-- Reading passage follows --

          I was in tears at one stage I can tell you at the first place I took my Mazda because they couldn’t find the fault in the air conditioner. They recommended Musical Cars. What! for air conditioning?

          Perplexed I phoned Dick Albertson at Glenhoek Motors near Kommetjie where I normally take my car for a service and asked, Dick where can I have my air conditioner fixed. I want someone who does a good job and doesn’t rip you off.
          Musical Cars in Retreat is the best place to go, he replied.
          I had to trek across a mountain to get there. The owner, Jeremy Nash diagnosed the problem; sourced a new part and had it delivered to his workshop within 24 hours, no mean feat considering my car was like me, ancient, very ancient. Even my doctor was unable to get me a new kidney that quickly and that was a matter of life and death.      
          My car was the first one built after the Model T Ford. And I had my first driving lessons in a donkey cart, much like most of the other motorists on South Africa’s roads today.
          I had to wait several hours to have a new condenser fitted because the connecting pipes were not exactly brand new, out of the box. But it was well worth the wait.  Jeremy bought me a chicken burger on the house and I was most impressed by the way he patiently dealt with a host of do-it-yourself mechanics who kept wandering in for advice with bits and pieces from their vehicles.
          The place was busy, really busy with cars coming in all the time, usually with a variety of air conditioning problems. But occasionally Jeremy had to deal with the radio side and that’s where his musical talents came in. This had taken a back seat in recent years as most cars now come already fitted with radios.
-- Reading passage concluded --
-- Dataset entries follows --
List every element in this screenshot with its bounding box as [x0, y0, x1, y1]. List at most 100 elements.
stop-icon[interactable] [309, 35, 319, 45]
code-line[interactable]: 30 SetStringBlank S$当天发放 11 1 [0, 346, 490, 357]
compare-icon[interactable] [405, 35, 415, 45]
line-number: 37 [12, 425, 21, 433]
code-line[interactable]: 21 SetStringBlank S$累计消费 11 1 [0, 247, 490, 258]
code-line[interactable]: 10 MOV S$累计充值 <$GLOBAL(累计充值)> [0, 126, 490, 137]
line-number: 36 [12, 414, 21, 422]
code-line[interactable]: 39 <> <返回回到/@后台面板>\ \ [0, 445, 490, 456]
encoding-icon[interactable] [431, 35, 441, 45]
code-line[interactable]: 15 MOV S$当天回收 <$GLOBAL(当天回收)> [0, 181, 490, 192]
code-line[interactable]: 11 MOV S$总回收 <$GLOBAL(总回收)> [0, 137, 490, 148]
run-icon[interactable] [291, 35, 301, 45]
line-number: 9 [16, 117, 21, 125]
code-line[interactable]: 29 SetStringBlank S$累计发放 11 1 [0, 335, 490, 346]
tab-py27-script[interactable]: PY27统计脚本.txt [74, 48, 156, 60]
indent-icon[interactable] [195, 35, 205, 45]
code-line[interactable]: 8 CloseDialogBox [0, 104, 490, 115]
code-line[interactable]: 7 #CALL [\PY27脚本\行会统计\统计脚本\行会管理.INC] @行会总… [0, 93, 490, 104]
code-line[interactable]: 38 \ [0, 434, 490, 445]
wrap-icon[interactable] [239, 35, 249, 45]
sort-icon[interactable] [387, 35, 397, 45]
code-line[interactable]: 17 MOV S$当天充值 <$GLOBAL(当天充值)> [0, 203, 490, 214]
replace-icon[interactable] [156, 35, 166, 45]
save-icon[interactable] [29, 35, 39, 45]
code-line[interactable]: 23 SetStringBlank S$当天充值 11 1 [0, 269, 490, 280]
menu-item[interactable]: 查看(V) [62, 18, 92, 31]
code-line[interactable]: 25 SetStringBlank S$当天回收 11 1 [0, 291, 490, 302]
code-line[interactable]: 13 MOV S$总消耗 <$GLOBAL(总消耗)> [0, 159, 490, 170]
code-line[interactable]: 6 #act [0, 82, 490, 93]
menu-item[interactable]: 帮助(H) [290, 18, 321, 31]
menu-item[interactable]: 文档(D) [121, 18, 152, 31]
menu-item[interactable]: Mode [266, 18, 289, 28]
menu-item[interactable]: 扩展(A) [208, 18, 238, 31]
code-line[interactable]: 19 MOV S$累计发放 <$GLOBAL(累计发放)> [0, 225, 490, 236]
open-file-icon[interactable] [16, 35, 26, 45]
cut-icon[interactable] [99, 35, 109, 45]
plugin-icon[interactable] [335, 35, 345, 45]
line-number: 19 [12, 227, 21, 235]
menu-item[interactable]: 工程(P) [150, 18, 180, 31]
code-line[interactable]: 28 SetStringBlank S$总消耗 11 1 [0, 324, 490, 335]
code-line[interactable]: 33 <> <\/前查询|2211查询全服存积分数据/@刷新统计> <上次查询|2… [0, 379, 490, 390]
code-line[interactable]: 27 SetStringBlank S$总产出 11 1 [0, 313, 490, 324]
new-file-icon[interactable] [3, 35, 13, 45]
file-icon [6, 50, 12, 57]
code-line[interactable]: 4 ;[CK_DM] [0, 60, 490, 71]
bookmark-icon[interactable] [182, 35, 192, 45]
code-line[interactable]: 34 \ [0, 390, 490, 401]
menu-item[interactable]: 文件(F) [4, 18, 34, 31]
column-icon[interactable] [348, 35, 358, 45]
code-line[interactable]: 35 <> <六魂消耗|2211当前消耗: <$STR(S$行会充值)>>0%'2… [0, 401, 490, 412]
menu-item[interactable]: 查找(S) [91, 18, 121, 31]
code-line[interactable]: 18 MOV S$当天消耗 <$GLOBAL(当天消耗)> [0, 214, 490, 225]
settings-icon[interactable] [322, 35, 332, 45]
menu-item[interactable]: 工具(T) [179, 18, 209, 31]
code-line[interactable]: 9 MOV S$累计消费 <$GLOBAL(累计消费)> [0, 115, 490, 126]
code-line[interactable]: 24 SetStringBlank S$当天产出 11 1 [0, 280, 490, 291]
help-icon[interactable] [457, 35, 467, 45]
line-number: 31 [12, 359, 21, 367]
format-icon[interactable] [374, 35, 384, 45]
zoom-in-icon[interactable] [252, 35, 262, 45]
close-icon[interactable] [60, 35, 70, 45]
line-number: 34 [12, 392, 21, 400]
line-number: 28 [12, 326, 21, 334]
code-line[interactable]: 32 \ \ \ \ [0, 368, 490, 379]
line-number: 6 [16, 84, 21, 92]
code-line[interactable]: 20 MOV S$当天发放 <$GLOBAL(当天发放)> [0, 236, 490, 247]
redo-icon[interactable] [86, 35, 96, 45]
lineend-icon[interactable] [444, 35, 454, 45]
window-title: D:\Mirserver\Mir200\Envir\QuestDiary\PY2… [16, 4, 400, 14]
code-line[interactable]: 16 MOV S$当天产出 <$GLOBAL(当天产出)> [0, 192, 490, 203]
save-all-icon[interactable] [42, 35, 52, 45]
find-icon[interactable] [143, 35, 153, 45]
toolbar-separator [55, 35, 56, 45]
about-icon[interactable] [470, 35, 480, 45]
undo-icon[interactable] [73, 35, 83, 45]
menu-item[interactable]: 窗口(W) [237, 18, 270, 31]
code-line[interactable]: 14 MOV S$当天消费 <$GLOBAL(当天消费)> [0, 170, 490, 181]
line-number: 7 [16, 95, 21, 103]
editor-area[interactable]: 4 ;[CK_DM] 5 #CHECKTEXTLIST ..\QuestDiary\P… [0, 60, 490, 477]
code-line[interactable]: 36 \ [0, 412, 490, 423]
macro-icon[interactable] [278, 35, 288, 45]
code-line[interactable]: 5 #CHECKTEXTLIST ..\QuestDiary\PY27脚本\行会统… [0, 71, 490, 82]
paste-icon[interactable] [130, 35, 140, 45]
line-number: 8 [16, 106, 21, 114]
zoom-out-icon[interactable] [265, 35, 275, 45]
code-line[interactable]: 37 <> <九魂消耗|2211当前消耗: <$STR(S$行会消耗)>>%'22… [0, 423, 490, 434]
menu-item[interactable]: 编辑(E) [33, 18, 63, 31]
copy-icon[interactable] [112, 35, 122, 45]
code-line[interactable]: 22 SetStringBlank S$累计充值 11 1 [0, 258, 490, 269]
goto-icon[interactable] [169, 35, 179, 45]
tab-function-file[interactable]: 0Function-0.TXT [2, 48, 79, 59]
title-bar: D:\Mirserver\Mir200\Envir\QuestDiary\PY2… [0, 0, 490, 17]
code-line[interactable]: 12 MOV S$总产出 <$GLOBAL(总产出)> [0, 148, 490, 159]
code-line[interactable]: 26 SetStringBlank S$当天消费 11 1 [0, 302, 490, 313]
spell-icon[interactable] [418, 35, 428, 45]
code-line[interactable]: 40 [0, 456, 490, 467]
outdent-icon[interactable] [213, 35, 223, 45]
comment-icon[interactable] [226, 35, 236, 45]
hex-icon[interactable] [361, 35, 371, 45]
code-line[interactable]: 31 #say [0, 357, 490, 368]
-- Dataset entries concluded --
Activity list —
- a) Reproduce word for word the stretch of the air conditioner repair account from "I was in tears" through "life and death.".
- b) Render this sentence from the air conditioner repair account in Spanish: "I had to trek across a mountain to get there."

Task-by-task solutions —
- a)
I was in tears at one stage I can tell you at the first place I took my Mazda because they couldn’t find the fault in the air conditioner. They recommended Musical Cars. What! for air conditioning?

          Perplexed I phoned Dick Albertson at Glenhoek Motors near Kommetjie where I normally take my car for a service and asked, Dick where can I have my air conditioner fixed. I want someone who does a good job and doesn’t rip you off.
          Musical Cars in Retreat is the best place to go, he replied.
          I had to trek across a mountain to get there. The owner, Jeremy Nash diagnosed the problem; sourced a new part and had it delivered to his workshop within 24 hours, no mean feat considering my car was like me, ancient, very ancient. Even my doctor was unable to get me a new kidney that quickly and that was a matter of life and death.

- b) Tuve que atravesar una montaña para llegar allí.